Aim |
Pull out every line with the word "gmail".

::::::::::

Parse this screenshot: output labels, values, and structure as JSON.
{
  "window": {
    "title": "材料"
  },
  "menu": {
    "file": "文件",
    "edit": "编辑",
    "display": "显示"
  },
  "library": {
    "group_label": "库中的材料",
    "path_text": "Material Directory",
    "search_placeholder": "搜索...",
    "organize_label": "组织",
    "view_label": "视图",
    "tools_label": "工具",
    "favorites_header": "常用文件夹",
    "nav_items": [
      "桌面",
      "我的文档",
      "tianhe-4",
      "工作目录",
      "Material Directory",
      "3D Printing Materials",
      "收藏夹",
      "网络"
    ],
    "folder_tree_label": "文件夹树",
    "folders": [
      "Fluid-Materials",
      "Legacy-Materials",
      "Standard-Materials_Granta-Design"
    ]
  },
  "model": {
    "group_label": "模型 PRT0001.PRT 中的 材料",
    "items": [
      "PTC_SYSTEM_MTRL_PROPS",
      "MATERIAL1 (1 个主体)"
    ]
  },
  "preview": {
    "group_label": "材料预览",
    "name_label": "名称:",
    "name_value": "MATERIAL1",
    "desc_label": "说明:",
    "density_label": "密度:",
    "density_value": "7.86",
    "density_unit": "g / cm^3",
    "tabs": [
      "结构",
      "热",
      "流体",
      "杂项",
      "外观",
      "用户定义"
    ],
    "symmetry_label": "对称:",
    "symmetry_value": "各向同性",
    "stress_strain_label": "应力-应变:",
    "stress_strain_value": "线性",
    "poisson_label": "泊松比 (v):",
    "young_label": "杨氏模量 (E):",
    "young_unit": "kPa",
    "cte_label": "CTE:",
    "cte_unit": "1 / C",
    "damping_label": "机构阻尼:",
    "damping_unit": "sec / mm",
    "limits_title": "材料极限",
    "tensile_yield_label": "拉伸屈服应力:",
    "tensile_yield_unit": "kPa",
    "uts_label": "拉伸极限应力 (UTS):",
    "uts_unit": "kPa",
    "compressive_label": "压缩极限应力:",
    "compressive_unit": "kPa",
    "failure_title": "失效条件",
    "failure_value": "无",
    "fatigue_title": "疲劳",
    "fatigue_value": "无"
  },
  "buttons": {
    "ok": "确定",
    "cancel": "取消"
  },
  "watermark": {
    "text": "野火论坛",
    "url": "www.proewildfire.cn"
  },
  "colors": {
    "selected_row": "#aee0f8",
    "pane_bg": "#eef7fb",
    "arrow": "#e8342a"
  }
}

::::::::::

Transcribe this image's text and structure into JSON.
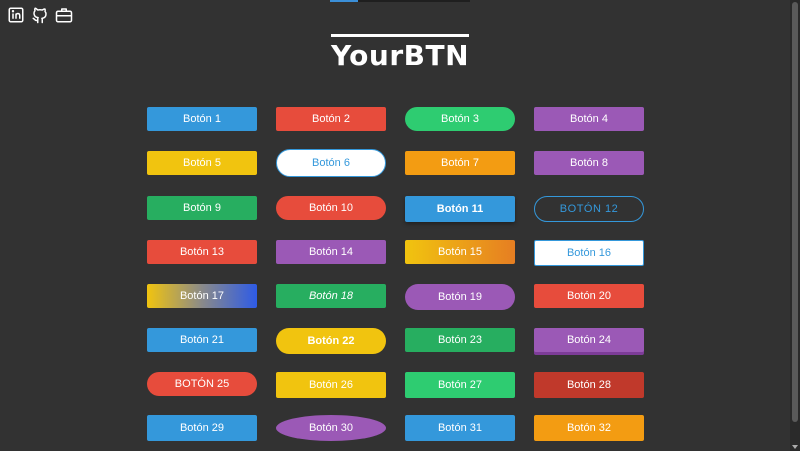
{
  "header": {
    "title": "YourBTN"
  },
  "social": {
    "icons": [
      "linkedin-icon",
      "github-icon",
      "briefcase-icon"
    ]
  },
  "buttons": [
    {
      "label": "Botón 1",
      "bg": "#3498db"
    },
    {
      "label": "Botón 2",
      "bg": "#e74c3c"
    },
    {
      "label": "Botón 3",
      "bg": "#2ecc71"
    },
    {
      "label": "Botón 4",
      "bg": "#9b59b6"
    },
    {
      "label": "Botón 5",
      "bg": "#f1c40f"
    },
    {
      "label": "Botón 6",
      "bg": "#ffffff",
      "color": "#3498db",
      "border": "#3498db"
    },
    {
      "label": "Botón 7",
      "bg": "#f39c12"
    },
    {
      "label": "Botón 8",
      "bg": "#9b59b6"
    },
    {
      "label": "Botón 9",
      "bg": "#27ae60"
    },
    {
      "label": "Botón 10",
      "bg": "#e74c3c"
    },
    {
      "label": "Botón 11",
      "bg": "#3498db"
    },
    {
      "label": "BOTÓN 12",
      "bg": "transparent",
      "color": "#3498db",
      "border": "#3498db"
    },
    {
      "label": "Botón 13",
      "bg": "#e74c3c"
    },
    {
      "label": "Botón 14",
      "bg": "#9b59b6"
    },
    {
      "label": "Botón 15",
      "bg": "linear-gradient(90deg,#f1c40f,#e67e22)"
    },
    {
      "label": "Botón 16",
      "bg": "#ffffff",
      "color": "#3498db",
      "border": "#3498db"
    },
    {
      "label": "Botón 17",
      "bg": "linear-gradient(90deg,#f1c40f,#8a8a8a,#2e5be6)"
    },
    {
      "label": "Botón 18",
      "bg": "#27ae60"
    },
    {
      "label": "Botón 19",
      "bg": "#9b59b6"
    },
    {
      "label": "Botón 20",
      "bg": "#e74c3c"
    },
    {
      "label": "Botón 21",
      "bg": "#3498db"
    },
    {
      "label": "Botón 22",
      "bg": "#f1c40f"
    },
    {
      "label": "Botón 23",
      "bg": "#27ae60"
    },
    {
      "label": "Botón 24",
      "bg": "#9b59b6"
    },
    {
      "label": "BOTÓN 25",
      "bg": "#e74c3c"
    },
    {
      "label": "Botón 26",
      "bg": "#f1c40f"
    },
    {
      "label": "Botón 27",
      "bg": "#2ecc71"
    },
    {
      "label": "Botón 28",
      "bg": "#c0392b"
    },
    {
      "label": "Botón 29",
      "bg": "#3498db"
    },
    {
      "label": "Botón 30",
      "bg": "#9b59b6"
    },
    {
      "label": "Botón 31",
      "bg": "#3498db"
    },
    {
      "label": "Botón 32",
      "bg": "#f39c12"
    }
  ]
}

::::::::::

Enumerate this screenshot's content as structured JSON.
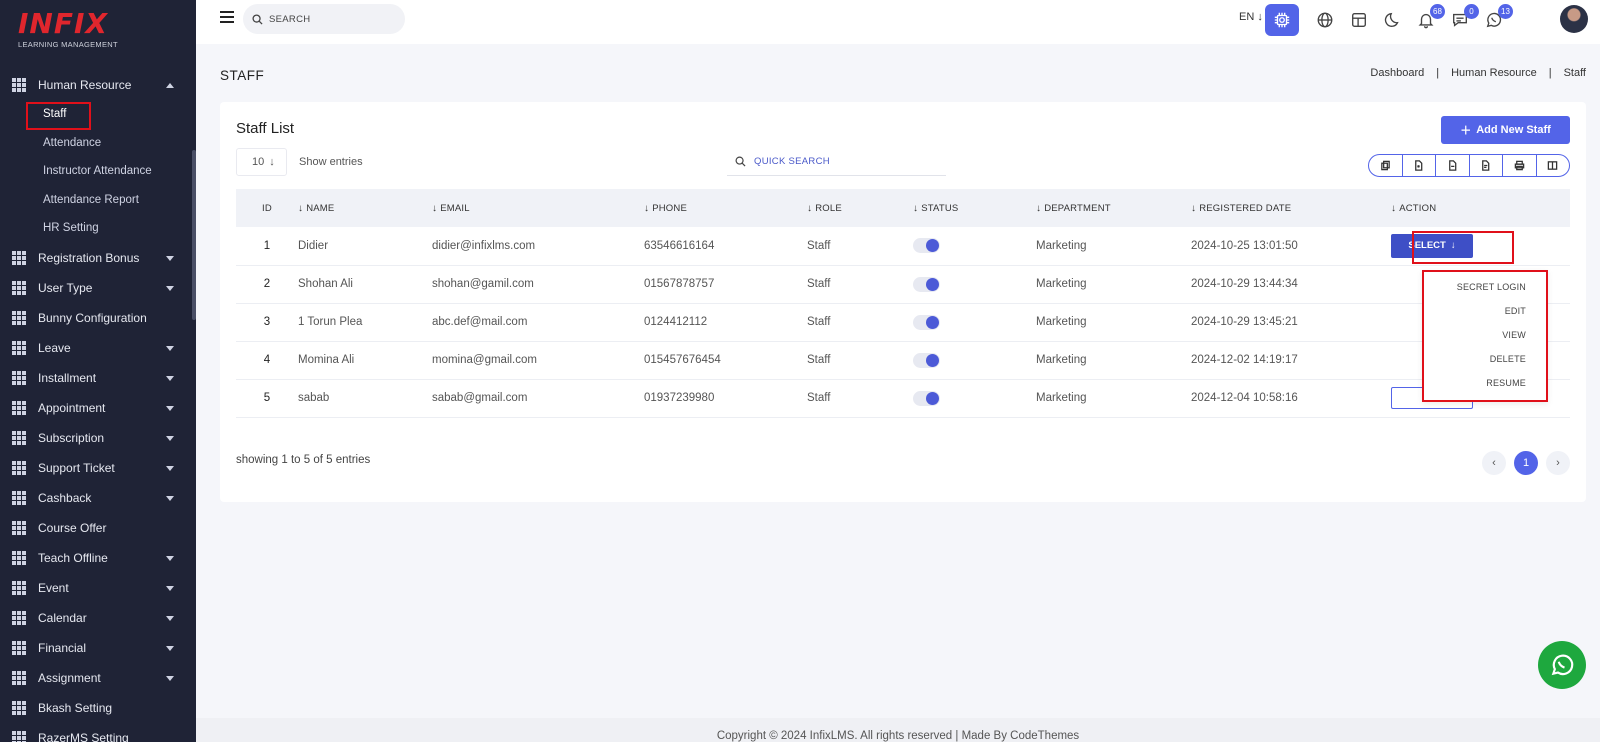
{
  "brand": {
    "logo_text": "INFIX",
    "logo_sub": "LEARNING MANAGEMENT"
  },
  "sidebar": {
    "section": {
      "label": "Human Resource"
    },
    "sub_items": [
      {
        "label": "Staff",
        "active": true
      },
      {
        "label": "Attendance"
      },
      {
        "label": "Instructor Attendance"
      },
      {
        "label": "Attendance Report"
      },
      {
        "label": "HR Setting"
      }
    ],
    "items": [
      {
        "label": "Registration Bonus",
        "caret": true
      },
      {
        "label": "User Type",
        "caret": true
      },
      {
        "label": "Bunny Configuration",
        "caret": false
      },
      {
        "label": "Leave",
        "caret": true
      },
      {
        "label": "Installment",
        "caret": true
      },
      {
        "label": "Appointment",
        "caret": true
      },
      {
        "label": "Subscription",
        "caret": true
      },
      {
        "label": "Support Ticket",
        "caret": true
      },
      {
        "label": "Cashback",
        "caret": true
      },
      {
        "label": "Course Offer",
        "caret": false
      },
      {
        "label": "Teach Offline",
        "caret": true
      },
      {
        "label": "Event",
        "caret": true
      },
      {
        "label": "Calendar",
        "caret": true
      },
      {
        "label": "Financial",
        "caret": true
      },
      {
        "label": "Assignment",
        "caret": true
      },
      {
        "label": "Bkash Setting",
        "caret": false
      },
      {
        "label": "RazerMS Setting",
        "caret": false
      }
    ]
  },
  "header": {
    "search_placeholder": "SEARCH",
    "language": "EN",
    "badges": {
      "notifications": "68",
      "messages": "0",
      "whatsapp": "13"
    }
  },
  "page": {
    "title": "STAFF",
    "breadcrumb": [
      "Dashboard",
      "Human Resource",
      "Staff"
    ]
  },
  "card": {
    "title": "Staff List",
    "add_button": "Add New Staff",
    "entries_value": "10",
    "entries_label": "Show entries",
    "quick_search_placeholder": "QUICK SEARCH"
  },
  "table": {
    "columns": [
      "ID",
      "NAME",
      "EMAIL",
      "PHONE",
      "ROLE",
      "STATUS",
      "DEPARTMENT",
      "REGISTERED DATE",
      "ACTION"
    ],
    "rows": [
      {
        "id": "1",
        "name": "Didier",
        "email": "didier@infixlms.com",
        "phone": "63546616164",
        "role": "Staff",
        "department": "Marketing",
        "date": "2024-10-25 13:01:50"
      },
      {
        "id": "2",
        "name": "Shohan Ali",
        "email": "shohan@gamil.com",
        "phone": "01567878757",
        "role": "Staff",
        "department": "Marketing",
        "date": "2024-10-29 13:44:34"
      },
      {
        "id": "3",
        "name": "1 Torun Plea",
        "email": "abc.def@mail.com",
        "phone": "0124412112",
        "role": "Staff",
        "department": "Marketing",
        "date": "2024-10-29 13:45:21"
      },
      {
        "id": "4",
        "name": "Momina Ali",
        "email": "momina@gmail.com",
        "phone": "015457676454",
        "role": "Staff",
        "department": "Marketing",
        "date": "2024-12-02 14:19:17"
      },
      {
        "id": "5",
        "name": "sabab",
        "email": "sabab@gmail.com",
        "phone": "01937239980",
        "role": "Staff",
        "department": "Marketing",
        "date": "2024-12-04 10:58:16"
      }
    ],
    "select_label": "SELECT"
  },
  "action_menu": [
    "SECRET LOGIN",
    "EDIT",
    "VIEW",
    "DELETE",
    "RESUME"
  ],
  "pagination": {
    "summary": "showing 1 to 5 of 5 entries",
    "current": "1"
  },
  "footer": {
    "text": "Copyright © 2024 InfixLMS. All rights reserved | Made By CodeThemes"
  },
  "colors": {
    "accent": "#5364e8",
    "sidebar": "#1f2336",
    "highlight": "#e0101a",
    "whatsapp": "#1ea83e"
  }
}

::::::::::

Answer below |
        "email": "momina@gmail.com",
        "email": "sabab@gmail.com",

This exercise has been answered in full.